» **Aim of the exercise**
Every entry that follows should be reproduced exactly.

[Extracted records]

================================

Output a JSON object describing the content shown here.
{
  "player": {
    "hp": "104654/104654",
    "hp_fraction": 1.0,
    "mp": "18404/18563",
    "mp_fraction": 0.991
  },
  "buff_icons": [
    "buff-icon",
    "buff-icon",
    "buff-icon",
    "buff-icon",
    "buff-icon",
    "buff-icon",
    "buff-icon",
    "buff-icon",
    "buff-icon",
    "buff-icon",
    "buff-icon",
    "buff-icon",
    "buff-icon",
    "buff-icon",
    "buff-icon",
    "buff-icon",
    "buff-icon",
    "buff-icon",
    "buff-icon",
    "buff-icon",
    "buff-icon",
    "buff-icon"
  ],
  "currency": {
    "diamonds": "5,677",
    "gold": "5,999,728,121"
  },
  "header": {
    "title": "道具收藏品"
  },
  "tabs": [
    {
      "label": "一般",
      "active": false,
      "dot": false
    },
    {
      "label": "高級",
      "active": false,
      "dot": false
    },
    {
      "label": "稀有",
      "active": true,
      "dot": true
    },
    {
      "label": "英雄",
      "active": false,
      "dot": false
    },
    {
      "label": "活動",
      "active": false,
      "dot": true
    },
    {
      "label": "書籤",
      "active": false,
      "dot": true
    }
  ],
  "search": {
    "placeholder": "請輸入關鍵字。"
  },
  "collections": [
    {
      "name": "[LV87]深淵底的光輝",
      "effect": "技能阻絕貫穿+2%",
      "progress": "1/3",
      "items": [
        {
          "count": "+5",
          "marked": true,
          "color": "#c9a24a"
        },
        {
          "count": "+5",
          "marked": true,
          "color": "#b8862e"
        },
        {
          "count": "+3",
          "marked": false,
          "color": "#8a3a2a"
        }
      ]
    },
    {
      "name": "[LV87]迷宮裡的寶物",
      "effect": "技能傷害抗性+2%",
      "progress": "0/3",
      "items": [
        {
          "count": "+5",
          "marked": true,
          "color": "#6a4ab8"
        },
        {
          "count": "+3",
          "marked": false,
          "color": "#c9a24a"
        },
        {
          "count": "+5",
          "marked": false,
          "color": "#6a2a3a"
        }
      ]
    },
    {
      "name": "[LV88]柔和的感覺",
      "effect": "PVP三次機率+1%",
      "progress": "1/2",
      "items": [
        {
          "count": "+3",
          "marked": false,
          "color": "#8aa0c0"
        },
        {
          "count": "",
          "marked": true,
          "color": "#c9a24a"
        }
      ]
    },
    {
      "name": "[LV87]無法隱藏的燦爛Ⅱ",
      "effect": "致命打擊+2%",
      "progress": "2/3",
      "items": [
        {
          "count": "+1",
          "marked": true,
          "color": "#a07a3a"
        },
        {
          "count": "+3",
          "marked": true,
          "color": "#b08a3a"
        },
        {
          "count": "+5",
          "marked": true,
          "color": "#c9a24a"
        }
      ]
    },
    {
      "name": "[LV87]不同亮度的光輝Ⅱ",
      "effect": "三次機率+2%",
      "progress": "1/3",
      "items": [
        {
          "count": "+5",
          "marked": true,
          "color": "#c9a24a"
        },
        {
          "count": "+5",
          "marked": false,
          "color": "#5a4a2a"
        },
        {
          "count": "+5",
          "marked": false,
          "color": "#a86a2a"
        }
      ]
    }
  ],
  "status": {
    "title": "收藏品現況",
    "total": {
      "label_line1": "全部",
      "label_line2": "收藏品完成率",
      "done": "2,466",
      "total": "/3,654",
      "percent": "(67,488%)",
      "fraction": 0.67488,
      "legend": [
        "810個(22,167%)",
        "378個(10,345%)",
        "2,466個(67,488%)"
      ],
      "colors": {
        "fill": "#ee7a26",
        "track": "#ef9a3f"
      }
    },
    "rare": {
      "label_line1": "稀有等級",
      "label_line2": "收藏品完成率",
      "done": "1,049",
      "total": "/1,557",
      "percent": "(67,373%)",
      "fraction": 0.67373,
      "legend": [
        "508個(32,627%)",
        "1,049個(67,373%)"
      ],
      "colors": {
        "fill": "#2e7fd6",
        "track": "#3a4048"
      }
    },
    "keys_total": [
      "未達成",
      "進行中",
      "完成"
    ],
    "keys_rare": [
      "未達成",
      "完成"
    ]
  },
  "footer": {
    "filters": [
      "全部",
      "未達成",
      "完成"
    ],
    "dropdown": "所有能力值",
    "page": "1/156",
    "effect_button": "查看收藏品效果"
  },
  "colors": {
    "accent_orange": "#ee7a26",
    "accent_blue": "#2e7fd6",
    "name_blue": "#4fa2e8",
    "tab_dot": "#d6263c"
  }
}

================================

» **Task response**
Output a JSON object describing the content shown here.
{
  "player": {
    "hp": "104654/104654",
    "hp_fraction": 1.0,
    "mp": "18404/18563",
    "mp_fraction": 0.991
  },
  "buff_icons": [
    "buff-icon",
    "buff-icon",
    "buff-icon",
    "buff-icon",
    "buff-icon",
    "buff-icon",
    "buff-icon",
    "buff-icon",
    "buff-icon",
    "buff-icon",
    "buff-icon",
    "buff-icon",
    "buff-icon",
    "buff-icon",
    "buff-icon",
    "buff-icon",
    "buff-icon",
    "buff-icon",
    "buff-icon",
    "buff-icon",
    "buff-icon",
    "buff-icon"
  ],
  "currency": {
    "diamonds": "5,677",
    "gold": "5,999,728,121"
  },
  "header": {
    "title": "道具收藏品"
  },
  "tabs": [
    {
      "label": "一般",
      "active": false,
      "dot": false
    },
    {
      "label": "高級",
      "active": false,
      "dot": false
    },
    {
      "label": "稀有",
      "active": true,
      "dot": true
    },
    {
      "label": "英雄",
      "active": false,
      "dot": false
    },
    {
      "label": "活動",
      "active": false,
      "dot": true
    },
    {
      "label": "書籤",
      "active": false,
      "dot": true
    }
  ],
  "search": {
    "placeholder": "請輸入關鍵字。"
  },
  "collections": [
    {
      "name": "[LV87]深淵底的光輝",
      "effect": "技能阻絕貫穿+2%",
      "progress": "1/3",
      "items": [
        {
          "count": "+5",
          "marked": true,
          "color": "#c9a24a"
        },
        {
          "count": "+5",
          "marked": true,
          "color": "#b8862e"
        },
        {
          "count": "+3",
          "marked": false,
          "color": "#8a3a2a"
        }
      ]
    },
    {
      "name": "[LV87]迷宮裡的寶物",
      "effect": "技能傷害抗性+2%",
      "progress": "0/3",
      "items": [
        {
          "count": "+5",
          "marked": true,
          "color": "#6a4ab8"
        },
        {
          "count": "+3",
          "marked": false,
          "color": "#c9a24a"
        },
        {
          "count": "+5",
          "marked": false,
          "color": "#6a2a3a"
        }
      ]
    },
    {
      "name": "[LV88]柔和的感覺",
      "effect": "PVP三次機率+1%",
      "progress": "1/2",
      "items": [
        {
          "count": "+3",
          "marked": false,
          "color": "#8aa0c0"
        },
        {
          "count": "",
          "marked": true,
          "color": "#c9a24a"
        }
      ]
    },
    {
      "name": "[LV87]無法隱藏的燦爛Ⅱ",
      "effect": "致命打擊+2%",
      "progress": "2/3",
      "items": [
        {
          "count": "+1",
          "marked": true,
          "color": "#a07a3a"
        },
        {
          "count": "+3",
          "marked": true,
          "color": "#b08a3a"
        },
        {
          "count": "+5",
          "marked": true,
          "color": "#c9a24a"
        }
      ]
    },
    {
      "name": "[LV87]不同亮度的光輝Ⅱ",
      "effect": "三次機率+2%",
      "progress": "1/3",
      "items": [
        {
          "count": "+5",
          "marked": true,
          "color": "#c9a24a"
        },
        {
          "count": "+5",
          "marked": false,
          "color": "#5a4a2a"
        },
        {
          "count": "+5",
          "marked": false,
          "color": "#a86a2a"
        }
      ]
    }
  ],
  "status": {
    "title": "收藏品現況",
    "total": {
      "label_line1": "全部",
      "label_line2": "收藏品完成率",
      "done": "2,466",
      "total": "/3,654",
      "percent": "(67,488%)",
      "fraction": 0.67488,
      "legend": [
        "810個(22,167%)",
        "378個(10,345%)",
        "2,466個(67,488%)"
      ],
      "colors": {
        "fill": "#ee7a26",
        "track": "#ef9a3f"
      }
    },
    "rare": {
      "label_line1": "稀有等級",
      "label_line2": "收藏品完成率",
      "done": "1,049",
      "total": "/1,557",
      "percent": "(67,373%)",
      "fraction": 0.67373,
      "legend": [
        "508個(32,627%)",
        "1,049個(67,373%)"
      ],
      "colors": {
        "fill": "#2e7fd6",
        "track": "#3a4048"
      }
    },
    "keys_total": [
      "未達成",
      "進行中",
      "完成"
    ],
    "keys_rare": [
      "未達成",
      "完成"
    ]
  },
  "footer": {
    "filters": [
      "全部",
      "未達成",
      "完成"
    ],
    "dropdown": "所有能力值",
    "page": "1/156",
    "effect_button": "查看收藏品效果"
  },
  "colors": {
    "accent_orange": "#ee7a26",
    "accent_blue": "#2e7fd6",
    "name_blue": "#4fa2e8",
    "tab_dot": "#d6263c"
  }
}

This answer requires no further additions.